WORK TO COMPLETE:
Copy every line with the string "articoli" in it.

SUPPLIED MATERIAL:
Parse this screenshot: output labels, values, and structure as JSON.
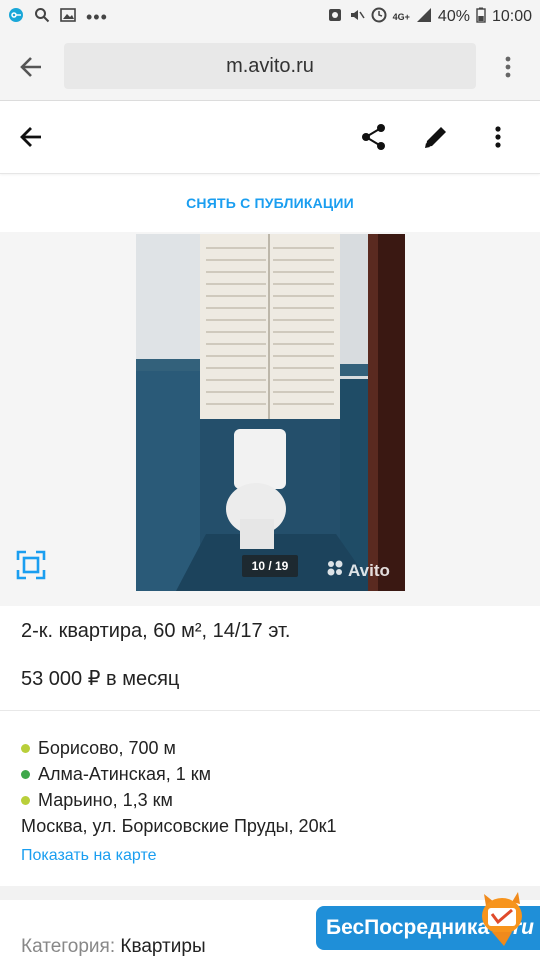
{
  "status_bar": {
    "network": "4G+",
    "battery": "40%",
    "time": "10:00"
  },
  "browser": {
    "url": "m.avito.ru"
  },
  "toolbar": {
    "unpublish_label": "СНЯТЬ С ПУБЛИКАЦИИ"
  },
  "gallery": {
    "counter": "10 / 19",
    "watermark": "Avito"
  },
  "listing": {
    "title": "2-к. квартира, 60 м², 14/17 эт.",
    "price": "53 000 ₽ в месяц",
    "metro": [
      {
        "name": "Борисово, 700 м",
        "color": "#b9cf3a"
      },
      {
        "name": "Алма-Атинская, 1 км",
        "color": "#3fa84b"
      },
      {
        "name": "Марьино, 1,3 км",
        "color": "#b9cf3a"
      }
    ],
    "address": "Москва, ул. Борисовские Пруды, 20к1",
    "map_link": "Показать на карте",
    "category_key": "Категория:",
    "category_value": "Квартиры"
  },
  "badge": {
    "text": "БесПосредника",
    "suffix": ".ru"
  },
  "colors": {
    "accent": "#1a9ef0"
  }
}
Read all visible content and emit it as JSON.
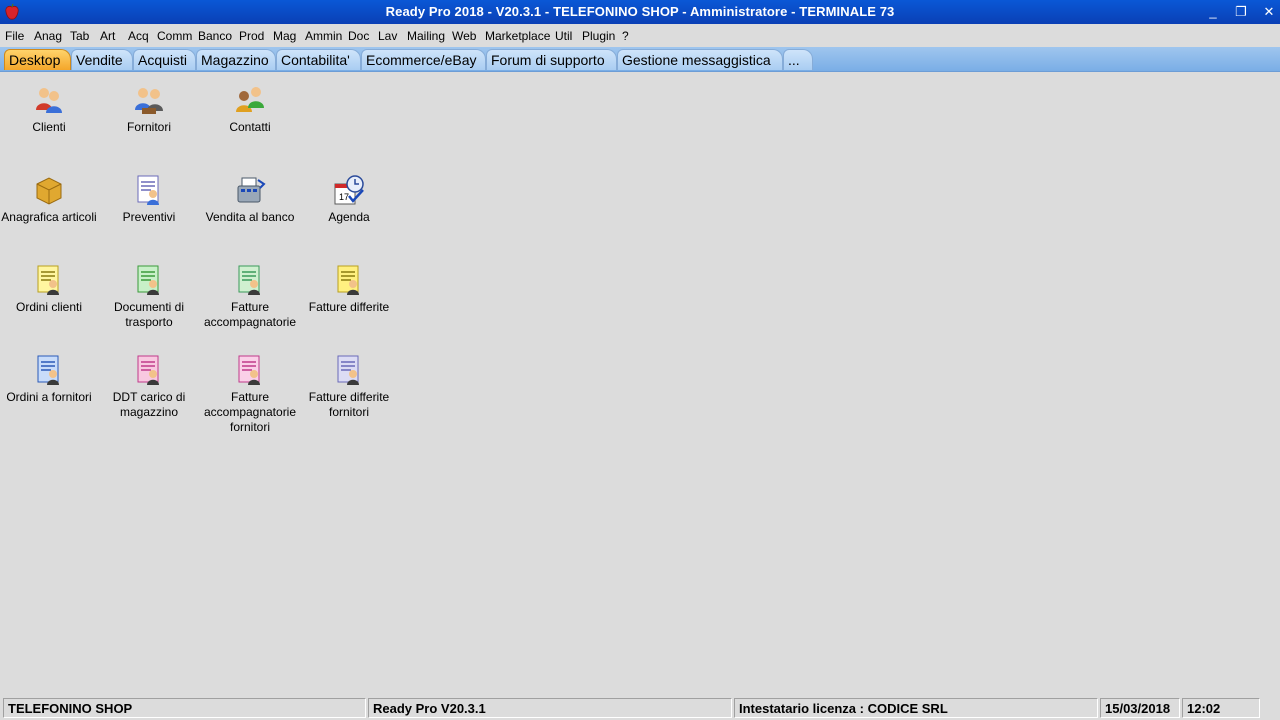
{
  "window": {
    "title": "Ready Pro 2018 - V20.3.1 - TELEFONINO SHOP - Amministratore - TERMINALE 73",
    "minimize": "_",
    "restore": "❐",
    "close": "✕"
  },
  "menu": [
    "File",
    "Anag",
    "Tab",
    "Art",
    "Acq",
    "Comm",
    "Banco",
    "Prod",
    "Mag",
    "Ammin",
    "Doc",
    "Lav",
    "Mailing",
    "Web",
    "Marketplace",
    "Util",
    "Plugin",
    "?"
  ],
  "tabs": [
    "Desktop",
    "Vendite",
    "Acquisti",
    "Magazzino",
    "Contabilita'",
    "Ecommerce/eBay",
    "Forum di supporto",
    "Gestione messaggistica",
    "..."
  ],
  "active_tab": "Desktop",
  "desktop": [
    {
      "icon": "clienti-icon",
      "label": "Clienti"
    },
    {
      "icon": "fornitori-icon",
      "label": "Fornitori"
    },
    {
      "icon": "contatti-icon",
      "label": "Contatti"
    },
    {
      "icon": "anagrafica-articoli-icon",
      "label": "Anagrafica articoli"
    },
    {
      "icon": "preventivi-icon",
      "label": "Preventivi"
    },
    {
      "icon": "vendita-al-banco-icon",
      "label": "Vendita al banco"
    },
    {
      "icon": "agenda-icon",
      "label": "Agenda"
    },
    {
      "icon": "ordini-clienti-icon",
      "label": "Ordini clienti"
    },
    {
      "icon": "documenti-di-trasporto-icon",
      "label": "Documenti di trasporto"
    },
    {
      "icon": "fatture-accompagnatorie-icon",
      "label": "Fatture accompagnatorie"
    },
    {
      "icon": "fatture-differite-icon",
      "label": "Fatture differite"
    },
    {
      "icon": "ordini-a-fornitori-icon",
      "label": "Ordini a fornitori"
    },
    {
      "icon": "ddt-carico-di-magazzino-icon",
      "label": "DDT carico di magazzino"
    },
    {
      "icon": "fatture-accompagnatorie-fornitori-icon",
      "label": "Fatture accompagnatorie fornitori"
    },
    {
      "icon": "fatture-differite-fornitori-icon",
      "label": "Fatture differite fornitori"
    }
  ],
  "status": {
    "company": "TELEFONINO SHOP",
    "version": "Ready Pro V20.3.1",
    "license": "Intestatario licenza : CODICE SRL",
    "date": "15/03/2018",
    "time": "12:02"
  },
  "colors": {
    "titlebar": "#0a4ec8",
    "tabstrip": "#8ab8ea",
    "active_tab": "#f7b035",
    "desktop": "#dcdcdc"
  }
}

SOLUTION FOR THIS EXERCISE:
      "icon": "anagrafica-articoli-icon",
      "label": "Anagrafica articoli"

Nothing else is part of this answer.